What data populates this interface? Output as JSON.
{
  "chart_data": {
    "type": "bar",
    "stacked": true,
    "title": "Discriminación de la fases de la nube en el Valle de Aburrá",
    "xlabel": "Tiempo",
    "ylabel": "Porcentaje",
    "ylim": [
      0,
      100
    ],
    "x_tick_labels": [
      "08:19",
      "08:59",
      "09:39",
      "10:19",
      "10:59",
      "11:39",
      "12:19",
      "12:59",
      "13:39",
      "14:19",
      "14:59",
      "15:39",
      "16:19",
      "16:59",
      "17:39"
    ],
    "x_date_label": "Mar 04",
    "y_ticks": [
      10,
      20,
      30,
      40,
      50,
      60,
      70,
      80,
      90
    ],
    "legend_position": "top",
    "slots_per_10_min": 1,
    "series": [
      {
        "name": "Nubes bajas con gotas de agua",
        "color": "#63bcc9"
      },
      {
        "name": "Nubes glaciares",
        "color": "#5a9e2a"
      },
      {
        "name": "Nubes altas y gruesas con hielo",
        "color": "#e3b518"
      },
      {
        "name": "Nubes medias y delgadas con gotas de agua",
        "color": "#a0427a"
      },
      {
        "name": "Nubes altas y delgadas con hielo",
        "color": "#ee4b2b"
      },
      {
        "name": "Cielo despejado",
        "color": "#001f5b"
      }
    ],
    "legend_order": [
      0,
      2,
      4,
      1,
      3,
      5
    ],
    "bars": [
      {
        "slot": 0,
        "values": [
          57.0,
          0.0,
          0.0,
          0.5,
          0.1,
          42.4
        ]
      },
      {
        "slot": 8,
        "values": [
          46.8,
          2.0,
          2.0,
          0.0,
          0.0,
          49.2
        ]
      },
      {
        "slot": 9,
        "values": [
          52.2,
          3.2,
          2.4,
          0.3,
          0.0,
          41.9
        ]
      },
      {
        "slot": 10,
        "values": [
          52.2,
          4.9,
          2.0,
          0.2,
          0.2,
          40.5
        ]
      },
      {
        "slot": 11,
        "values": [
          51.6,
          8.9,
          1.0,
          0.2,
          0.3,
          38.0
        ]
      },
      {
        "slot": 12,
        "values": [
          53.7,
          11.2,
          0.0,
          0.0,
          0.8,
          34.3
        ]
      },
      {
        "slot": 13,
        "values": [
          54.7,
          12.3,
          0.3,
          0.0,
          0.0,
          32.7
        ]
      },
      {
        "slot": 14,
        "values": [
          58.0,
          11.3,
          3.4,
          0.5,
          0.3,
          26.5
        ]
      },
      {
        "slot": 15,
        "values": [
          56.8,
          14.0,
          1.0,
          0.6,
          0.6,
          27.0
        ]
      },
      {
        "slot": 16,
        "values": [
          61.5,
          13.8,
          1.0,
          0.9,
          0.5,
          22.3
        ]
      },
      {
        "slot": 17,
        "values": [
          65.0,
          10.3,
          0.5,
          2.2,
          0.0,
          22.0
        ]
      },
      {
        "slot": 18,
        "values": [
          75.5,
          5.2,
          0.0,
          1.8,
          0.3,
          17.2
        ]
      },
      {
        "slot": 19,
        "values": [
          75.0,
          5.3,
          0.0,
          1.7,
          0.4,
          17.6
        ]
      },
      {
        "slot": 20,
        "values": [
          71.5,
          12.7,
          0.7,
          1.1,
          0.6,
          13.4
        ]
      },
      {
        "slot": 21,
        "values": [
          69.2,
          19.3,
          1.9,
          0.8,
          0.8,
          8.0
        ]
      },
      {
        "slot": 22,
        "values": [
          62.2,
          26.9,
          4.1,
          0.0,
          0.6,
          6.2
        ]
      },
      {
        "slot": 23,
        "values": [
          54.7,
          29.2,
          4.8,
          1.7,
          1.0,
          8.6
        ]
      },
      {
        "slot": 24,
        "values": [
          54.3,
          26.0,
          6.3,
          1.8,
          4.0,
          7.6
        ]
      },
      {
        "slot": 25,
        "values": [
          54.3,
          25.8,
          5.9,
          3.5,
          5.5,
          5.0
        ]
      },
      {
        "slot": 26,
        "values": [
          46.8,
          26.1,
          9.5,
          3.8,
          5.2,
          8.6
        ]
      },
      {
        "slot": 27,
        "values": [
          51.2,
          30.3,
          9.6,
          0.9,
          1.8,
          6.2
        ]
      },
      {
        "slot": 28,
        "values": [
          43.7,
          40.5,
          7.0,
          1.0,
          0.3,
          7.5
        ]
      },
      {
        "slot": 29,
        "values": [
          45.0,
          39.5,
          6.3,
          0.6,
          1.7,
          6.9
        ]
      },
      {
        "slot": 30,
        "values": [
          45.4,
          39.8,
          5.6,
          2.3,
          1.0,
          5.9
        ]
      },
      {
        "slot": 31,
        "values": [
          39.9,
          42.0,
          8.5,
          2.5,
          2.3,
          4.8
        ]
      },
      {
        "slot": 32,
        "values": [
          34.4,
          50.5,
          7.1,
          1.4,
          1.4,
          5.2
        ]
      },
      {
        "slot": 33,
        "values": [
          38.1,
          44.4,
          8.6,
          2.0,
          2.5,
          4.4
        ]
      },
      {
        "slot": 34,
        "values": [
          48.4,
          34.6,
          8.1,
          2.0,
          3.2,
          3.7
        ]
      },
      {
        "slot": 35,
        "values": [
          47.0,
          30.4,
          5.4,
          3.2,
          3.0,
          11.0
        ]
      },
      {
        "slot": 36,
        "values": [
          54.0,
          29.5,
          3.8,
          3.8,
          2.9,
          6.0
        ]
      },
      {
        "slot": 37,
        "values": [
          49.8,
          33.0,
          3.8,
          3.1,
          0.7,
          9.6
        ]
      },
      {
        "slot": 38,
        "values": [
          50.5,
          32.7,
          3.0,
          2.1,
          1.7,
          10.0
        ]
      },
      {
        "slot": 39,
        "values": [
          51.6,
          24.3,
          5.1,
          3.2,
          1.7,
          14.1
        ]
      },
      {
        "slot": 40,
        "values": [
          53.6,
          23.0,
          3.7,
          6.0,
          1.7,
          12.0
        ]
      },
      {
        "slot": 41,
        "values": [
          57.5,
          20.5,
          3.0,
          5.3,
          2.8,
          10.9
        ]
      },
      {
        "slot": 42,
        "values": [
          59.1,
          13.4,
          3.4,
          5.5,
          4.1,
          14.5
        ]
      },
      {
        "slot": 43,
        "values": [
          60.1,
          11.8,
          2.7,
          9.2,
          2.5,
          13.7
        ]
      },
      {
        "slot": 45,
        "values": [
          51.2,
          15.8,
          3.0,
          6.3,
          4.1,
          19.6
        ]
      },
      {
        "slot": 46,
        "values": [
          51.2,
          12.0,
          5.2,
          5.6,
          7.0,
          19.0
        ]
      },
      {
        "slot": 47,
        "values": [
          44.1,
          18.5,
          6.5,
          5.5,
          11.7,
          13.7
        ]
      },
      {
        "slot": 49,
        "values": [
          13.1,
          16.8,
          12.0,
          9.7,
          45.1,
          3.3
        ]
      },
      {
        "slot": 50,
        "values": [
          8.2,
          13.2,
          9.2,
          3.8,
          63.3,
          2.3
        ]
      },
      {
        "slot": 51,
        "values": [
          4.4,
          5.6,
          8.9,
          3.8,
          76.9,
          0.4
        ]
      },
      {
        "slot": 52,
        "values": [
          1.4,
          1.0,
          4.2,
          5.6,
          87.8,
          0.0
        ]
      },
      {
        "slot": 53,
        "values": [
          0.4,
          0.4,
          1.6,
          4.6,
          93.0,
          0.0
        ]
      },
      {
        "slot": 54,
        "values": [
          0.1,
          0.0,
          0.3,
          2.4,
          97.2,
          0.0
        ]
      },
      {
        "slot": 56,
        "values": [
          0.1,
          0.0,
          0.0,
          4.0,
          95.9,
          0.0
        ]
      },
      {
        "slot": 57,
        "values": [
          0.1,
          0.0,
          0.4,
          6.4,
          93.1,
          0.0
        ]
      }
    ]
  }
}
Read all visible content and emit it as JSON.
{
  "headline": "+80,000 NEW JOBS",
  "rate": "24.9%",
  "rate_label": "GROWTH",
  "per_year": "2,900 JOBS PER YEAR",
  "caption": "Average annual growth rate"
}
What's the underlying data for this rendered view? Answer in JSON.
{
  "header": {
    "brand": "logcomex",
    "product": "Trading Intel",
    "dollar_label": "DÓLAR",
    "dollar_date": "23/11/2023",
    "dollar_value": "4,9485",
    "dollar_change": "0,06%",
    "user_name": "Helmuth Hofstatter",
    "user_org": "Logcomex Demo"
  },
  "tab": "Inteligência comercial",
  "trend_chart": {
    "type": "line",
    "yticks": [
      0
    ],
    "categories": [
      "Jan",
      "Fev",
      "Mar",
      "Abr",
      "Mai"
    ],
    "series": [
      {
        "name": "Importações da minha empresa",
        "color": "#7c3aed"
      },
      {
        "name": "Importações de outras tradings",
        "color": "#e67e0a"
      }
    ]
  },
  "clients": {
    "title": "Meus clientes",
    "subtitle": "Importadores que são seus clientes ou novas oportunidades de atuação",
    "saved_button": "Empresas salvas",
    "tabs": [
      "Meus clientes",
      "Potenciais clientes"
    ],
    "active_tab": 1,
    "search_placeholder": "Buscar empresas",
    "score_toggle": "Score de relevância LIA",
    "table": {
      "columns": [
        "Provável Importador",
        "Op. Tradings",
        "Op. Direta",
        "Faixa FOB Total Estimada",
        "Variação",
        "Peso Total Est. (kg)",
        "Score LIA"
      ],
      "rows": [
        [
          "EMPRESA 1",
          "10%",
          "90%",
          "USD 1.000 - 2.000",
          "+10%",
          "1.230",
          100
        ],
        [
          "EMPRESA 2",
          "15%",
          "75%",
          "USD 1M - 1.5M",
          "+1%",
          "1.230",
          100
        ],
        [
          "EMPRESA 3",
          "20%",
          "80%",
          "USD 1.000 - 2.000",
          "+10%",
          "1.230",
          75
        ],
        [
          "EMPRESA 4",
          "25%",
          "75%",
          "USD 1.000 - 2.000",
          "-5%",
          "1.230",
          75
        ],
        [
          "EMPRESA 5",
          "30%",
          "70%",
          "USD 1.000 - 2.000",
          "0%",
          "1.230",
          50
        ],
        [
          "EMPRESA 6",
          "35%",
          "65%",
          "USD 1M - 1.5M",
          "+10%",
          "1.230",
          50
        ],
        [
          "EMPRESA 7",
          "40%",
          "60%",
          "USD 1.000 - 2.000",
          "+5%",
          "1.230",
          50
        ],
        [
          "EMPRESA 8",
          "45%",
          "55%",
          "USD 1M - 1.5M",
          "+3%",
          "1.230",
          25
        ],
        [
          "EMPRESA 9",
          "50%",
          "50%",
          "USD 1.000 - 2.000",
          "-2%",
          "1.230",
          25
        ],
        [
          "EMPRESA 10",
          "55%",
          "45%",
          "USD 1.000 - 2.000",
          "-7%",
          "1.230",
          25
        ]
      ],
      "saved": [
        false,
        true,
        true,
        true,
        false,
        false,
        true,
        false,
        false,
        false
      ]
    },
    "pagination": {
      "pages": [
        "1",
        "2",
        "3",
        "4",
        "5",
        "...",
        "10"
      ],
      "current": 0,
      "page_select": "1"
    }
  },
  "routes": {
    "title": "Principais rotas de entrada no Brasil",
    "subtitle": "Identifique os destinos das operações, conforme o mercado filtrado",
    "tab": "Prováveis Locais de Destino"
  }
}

- TO DO -
Copy out each line of the records where the string "subtitle" appears.

- CORRECT RESPONSE -
    "subtitle": "Importadores que são seus clientes ou novas oportunidades de atuação",
    "subtitle": "Identifique os destinos das operações, conforme o mercado filtrado",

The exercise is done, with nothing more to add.